**Task statement**: Reply with one number only: the count of lines below that contain the word "would".

**Supplied records**:
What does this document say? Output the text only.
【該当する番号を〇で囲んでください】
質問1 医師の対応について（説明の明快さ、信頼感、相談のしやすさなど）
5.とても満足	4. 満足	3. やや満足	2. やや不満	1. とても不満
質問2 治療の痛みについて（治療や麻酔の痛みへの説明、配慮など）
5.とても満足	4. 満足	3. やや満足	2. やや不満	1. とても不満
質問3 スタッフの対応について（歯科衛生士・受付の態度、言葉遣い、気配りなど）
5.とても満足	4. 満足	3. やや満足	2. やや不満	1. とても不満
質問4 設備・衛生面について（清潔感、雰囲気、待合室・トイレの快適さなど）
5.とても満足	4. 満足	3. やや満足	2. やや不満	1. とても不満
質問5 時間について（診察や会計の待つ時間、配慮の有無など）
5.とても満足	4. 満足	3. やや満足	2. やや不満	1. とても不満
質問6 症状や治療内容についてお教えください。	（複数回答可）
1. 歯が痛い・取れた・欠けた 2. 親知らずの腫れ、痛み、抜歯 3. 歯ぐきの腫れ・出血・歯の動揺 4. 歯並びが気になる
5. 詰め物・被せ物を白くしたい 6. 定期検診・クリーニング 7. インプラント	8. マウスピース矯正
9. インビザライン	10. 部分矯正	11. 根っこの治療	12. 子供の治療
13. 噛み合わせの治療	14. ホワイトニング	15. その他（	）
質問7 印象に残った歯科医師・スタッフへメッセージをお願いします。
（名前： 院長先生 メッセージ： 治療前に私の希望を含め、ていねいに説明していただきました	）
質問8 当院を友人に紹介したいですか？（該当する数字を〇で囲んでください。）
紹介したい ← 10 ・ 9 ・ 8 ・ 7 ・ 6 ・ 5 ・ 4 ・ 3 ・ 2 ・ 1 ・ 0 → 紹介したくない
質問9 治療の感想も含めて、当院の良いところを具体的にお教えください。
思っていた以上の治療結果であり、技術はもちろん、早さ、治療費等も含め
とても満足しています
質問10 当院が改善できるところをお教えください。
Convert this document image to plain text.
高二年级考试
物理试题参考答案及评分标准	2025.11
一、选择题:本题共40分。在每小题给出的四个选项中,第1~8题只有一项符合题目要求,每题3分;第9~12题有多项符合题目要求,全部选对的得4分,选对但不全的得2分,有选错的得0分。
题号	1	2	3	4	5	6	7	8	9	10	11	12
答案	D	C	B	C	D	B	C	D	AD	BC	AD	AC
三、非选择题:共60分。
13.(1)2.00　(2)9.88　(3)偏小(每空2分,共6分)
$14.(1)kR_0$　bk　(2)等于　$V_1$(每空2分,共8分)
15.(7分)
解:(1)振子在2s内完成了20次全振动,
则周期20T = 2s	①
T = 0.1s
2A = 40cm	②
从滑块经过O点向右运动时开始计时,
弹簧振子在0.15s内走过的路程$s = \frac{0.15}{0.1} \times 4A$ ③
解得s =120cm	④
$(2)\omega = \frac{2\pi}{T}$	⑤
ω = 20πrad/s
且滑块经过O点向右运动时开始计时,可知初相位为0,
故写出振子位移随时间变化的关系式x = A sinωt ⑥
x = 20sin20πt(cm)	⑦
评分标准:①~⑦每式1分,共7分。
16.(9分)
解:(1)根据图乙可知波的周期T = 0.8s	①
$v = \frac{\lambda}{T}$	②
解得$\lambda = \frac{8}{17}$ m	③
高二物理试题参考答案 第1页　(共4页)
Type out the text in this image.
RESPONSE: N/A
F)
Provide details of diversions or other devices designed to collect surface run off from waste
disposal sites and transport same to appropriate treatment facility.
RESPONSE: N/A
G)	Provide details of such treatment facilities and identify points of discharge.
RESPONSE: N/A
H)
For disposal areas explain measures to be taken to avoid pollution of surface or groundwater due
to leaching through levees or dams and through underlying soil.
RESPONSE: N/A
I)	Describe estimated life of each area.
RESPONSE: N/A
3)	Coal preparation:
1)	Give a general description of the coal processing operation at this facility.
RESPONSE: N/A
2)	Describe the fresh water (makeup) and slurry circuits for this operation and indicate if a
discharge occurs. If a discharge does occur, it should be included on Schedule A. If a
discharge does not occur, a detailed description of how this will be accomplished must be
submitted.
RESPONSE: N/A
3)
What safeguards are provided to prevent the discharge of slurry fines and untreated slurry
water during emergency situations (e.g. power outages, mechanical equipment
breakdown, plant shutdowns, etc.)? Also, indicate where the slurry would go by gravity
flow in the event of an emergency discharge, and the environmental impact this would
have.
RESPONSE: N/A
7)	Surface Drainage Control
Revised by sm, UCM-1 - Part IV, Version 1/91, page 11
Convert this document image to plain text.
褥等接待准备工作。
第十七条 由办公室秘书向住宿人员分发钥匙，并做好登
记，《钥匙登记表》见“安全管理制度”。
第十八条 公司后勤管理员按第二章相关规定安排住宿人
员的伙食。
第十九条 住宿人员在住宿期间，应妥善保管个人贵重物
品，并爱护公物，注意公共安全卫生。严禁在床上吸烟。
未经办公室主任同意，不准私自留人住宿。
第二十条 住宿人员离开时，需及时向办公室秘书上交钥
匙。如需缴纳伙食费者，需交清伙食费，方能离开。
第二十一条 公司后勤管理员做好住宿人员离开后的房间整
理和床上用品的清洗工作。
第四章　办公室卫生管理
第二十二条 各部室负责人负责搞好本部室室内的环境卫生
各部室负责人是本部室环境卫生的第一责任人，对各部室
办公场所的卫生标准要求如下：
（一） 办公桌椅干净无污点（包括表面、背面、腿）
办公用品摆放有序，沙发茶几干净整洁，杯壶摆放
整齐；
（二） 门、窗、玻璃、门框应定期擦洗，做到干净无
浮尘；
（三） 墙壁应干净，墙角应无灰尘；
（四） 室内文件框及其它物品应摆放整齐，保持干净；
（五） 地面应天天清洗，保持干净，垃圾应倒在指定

**Reply to the exercise**: 2